_Data records_.
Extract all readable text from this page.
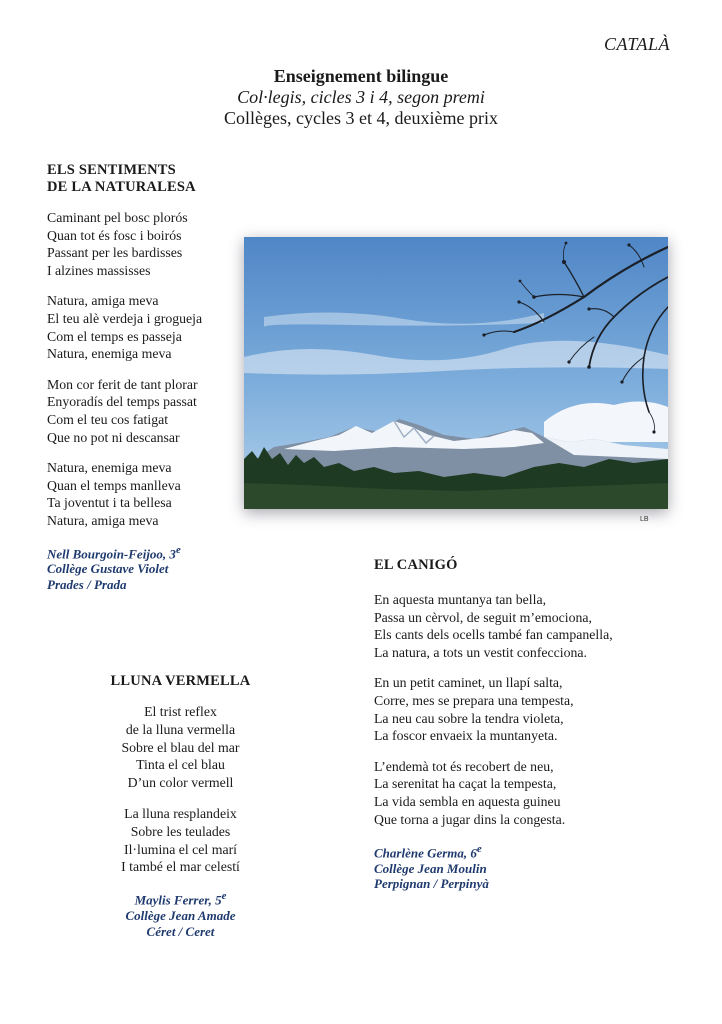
CATALÀ
Enseignement bilingue
Col·legis, cicles 3 i 4, segon premi
Collèges, cycles 3 et 4, deuxième prix
ELS SENTIMENTS
DE LA NATURALESA
Caminant pel bosc plorós
Quan tot és fosc i boirós
Passant per les bardisses
I alzines massisses
Natura, amiga meva
El teu alè verdeja i grogueja
Com el temps es passeja
Natura, enemiga meva
Mon cor ferit de tant plorar
Enyoradís del temps passat
Com el teu cos fatigat
Que no pot ni descansar
Natura, enemiga meva
Quan el temps manlleva
Ta joventut i ta bellesa
Natura, amiga meva
Nell Bourgoin-Feijoo, 3e
Collège Gustave Violet
Prades / Prada
LB
LLUNA VERMELLA
El trist reflex
de la lluna vermella
Sobre el blau del mar
Tinta el cel blau
D’un color vermell
La lluna resplandeix
Sobre les teulades
Il·lumina el cel marí
I també el mar celestí
Maylis Ferrer, 5e
Collège Jean Amade
Céret / Ceret
EL CANIGÓ
En aquesta muntanya tan bella,
Passa un cèrvol, de seguit m’emociona,
Els cants dels ocells també fan campanella,
La natura, a tots un vestit confecciona.
En un petit caminet, un llapí salta,
Corre, mes se prepara una tempesta,
La neu cau sobre la tendra violeta,
La foscor envaeix la muntanyeta.
L’endemà tot és recobert de neu,
La serenitat ha caçat la tempesta,
La vida sembla en aquesta guineu
Que torna a jugar dins la congesta.
Charlène Germa, 6e
Collège Jean Moulin
Perpignan / Perpinyà
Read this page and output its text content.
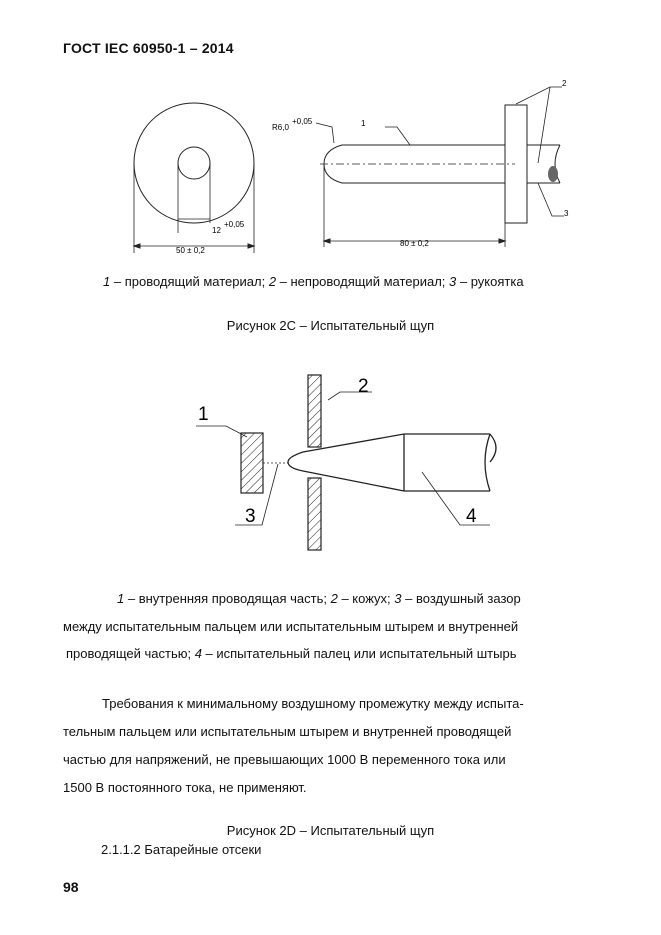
ГОСТ IEC 60950-1 – 2014
50 ± 0,2
12
+0,05
R6,0
+0,05
80 ± 0,2
1
2
3
1 – проводящий материал; 2 – непроводящий материал; 3 – рукоятка
Рисунок 2C – Испытательный щуп
1
2
3	4
1 – внутренняя проводящая часть; 2 – кожух; 3 – воздушный зазор
между испытательным пальцем или испытательным штырем и внутренней
проводящей частью; 4 – испытательный палец или испытательный штырь
Требования к минимальному воздушному промежутку между испыта-
тельным пальцем или испытательным штырем и внутренней проводящей
частью для напряжений, не превышающих 1000 В переменного тока или
1500 В постоянного тока, не применяют.
Рисунок 2D – Испытательный щуп
2.1.1.2 Батарейные отсеки
98
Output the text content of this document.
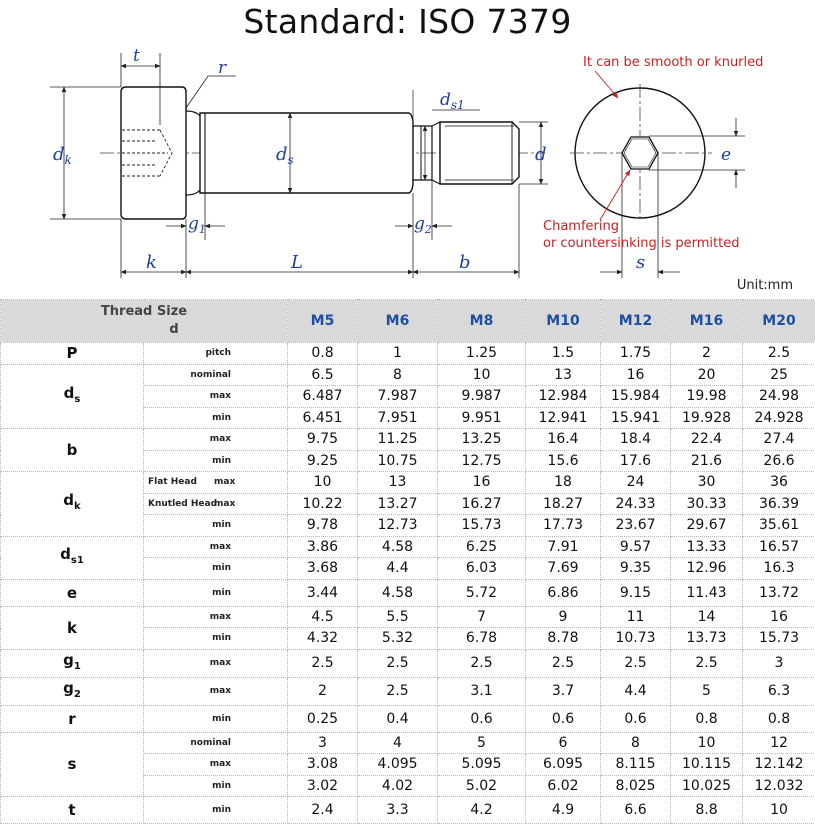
Standard: ISO 7379
t
r
$d_k$	$d_s$
$d_{s1}$
d
$g_1$	$g_2$
k	L	b
e
s
It can be smooth or knurled
Chamfering
or countersinking is permitted
Unit:mm
Thread Size
d		M5	M6	M8	M10	M12	M16	M20
P	pitch	0.8	1	1.25	1.5	1.75	2	2.5
$d_s$	nominal	6.5	8	10	13	16	20	25
	max	6.487	7.987	9.987	12.984	15.984	19.98	24.98
	min	6.451	7.951	9.951	12.941	15.941	19.928	24.928
b	max	9.75	11.25	13.25	16.4	18.4	22.4	27.4
	min	9.25	10.75	12.75	15.6	17.6	21.6	26.6
$d_k$	Flat Head max	10	13	16	18	24	30	36
	Knutled Headmax	10.22	13.27	16.27	18.27	24.33	30.33	36.39
	min	9.78	12.73	15.73	17.73	23.67	29.67	35.61
$d_{s1}$	max	3.86	4.58	6.25	7.91	9.57	13.33	16.57
	min	3.68	4.4	6.03	7.69	9.35	12.96	16.3
e	min	3.44	4.58	5.72	6.86	9.15	11.43	13.72
k	max	4.5	5.5	7	9	11	14	16
	min	4.32	5.32	6.78	8.78	10.73	13.73	15.73
$g_1$	max	2.5	2.5	2.5	2.5	2.5	2.5	3
$g_2$	max	2	2.5	3.1	3.7	4.4	5	6.3
r	min	0.25	0.4	0.6	0.6	0.6	0.8	0.8
s	nominal	3	4	5	6	8	10	12
	max	3.08	4.095	5.095	6.095	8.115	10.115	12.142
	min	3.02	4.02	5.02	6.02	8.025	10.025	12.032
t	min	2.4	3.3	4.2	4.9	6.6	8.8	10
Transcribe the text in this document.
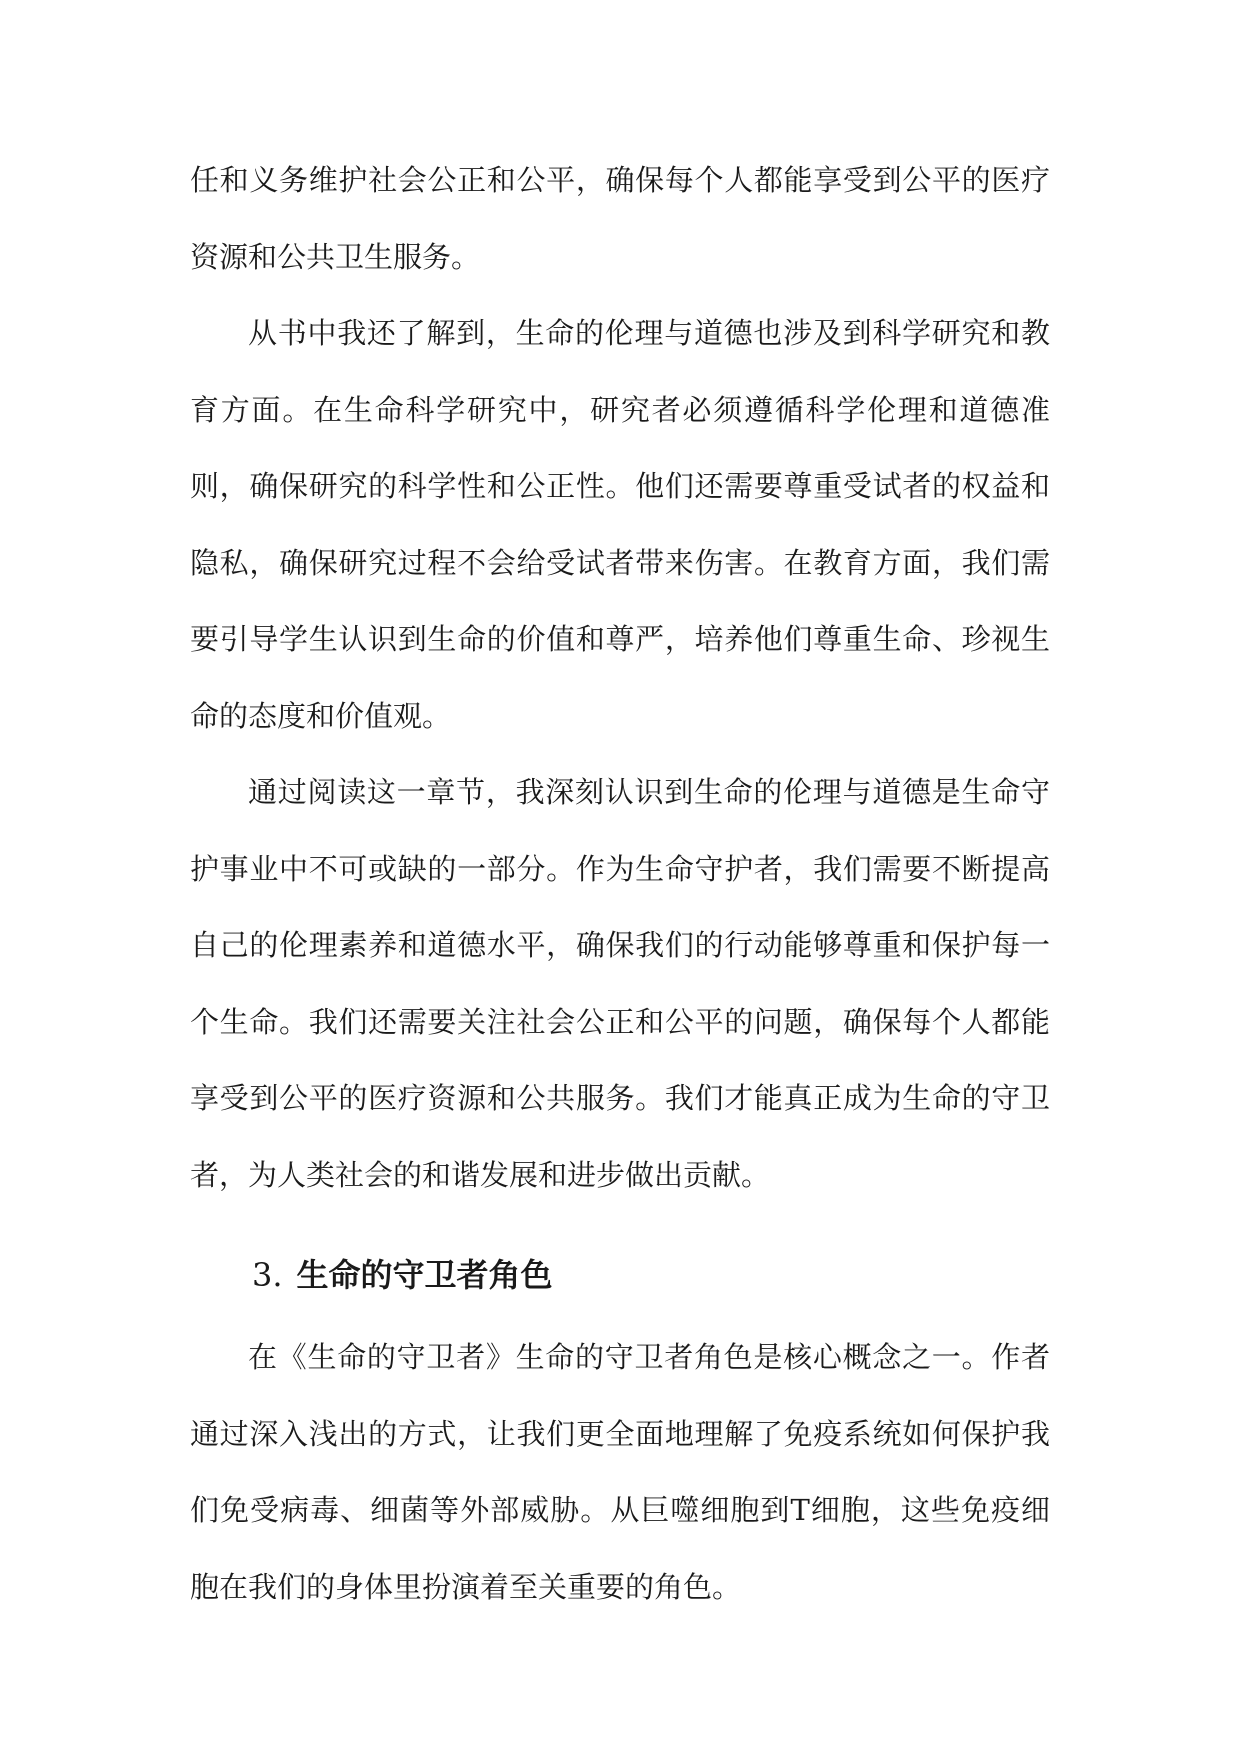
任和义务维护社会公正和公平，确保每个人都能享受到公平的医疗资源和公共卫生服务。

从书中我还了解到，生命的伦理与道德也涉及到科学研究和教育方面。在生命科学研究中，研究者必须遵循科学伦理和道德准则，确保研究的科学性和公正性。他们还需要尊重受试者的权益和隐私，确保研究过程不会给受试者带来伤害。在教育方面，我们需要引导学生认识到生命的价值和尊严，培养他们尊重生命、珍视生命的态度和价值观。

通过阅读这一章节，我深刻认识到生命的伦理与道德是生命守护事业中不可或缺的一部分。作为生命守护者，我们需要不断提高自己的伦理素养和道德水平，确保我们的行动能够尊重和保护每一个生命。我们还需要关注社会公正和公平的问题，确保每个人都能享受到公平的医疗资源和公共服务。我们才能真正成为生命的守卫者，为人类社会的和谐发展和进步做出贡献。

3. 生命的守卫者角色

在《生命的守卫者》生命的守卫者角色是核心概念之一。作者通过深入浅出的方式，让我们更全面地理解了免疫系统如何保护我们免受病毒、细菌等外部威胁。从巨噬细胞到T细胞，这些免疫细胞在我们的身体里扮演着至关重要的角色。
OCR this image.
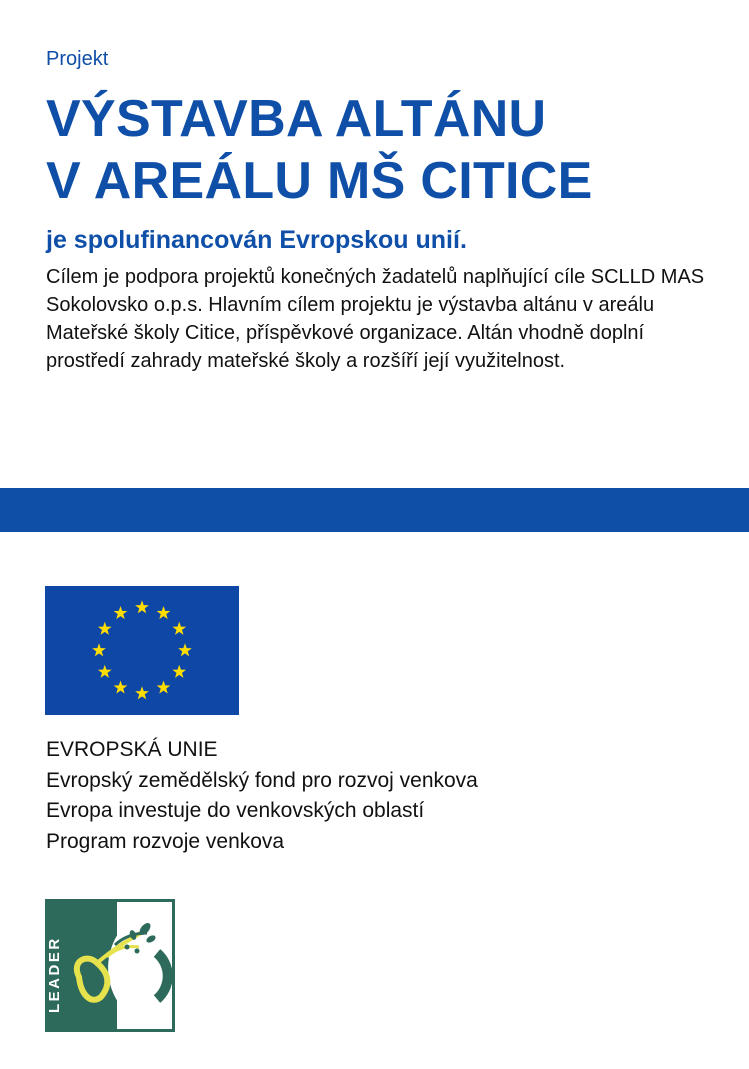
Projekt

VÝSTAVBA ALTÁNU
V AREÁLU MŠ CITICE

je spolufinancován Evropskou unií.

Cílem je podpora projektů konečných žadatelů naplňující cíle SCLLD MAS Sokolovsko o.p.s. Hlavním cílem projektu je výstavba altánu v areálu Mateřské školy Citice, příspěvkové organizace. Altán vhodně doplní prostředí zahrady mateřské školy a rozšíří její využitelnost.

EVROPSKÁ UNIE
Evropský zemědělský fond pro rozvoj venkova
Evropa investuje do venkovských oblastí
Program rozvoje venkova
LEADER
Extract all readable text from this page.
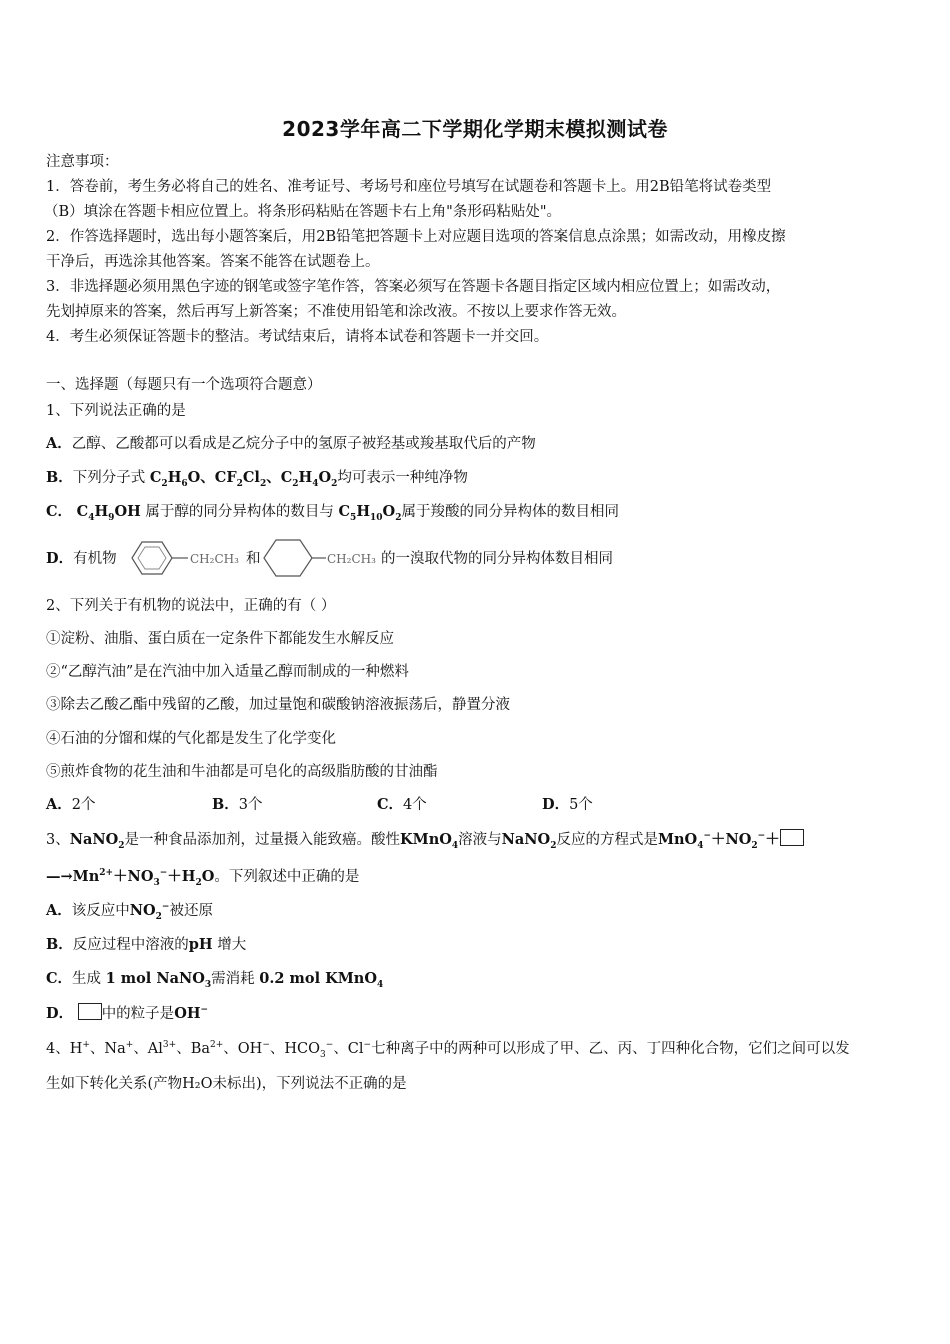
2023学年高二下学期化学期末模拟测试卷
注意事项：
1．答卷前，考生务必将自己的姓名、准考证号、考场号和座位号填写在试题卷和答题卡上。用2B铅笔将试卷类型
（B）填涂在答题卡相应位置上。将条形码粘贴在答题卡右上角"条形码粘贴处"。
2．作答选择题时，选出每小题答案后，用2B铅笔把答题卡上对应题目选项的答案信息点涂黑；如需改动，用橡皮擦
干净后，再选涂其他答案。答案不能答在试题卷上。
3．非选择题必须用黑色字迹的钢笔或签字笔作答，答案必须写在答题卡各题目指定区域内相应位置上；如需改动，
先划掉原来的答案，然后再写上新答案；不准使用铅笔和涂改液。不按以上要求作答无效。
4．考生必须保证答题卡的整洁。考试结束后，请将本试卷和答题卡一并交回。
一、选择题（每题只有一个选项符合题意）
1、下列说法正确的是
A．乙醇、乙酸都可以看成是乙烷分子中的氢原子被羟基或羧基取代后的产物
B．下列分子式 $C_2H_6O$、$CF_2Cl_2$、$C_2H_4O_2$均可表示一种纯净物
C． $C_4H_9OH$ 属于醇的同分异构体的数目与 $C_5H_{10}O_2$属于羧酸的同分异构体的数目相同
D．有机物	CH₂CH₃ 和	CH₂CH₃ 的一溴取代物的同分异构体数目相同
2、下列关于有机物的说法中，正确的有（ ）
①淀粉、油脂、蛋白质在一定条件下都能发生水解反应
②“乙醇汽油”是在汽油中加入适量乙醇而制成的一种燃料
③除去乙酸乙酯中残留的乙酸，加过量饱和碳酸钠溶液振荡后，静置分液
④石油的分馏和煤的气化都是发生了化学变化
⑤煎炸食物的花生油和牛油都是可皂化的高级脂肪酸的甘油酯
A．2个	B．3个	C．4个	D．5个
3、NaNO$_2$是一种食品添加剂，过量摄入能致癌。酸性KMnO$_4$溶液与NaNO$_2$反应的方程式是$MnO_4^-+NO_2^-+$
$—\to Mn^{2+}+NO_3^-+H_2O$。下列叙述中正确的是
A．该反应中$NO_2^-$被还原
B．反应过程中溶液的pH 增大
C．生成 1 mol NaNO$_3$需消耗 0.2 mol KMnO$_4$
D． 中的粒子是OH−
4、H+、Na+、$Al^{3+}$、$Ba^{2+}$、OH−、$HCO_3^-$、Cl−七种离子中的两种可以形成了甲、乙、丙、丁四种化合物，它们之间可以发
生如下转化关系(产物H₂O未标出)，下列说法不正确的是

_What needs to be done_.
Where a line above contains the word "частью", copy that line.

_Output for this exercise_.
проводящей частью; 4 – испытательный палец или испытательный штырь
частью для напряжений, не превышающих 1000 В переменного тока или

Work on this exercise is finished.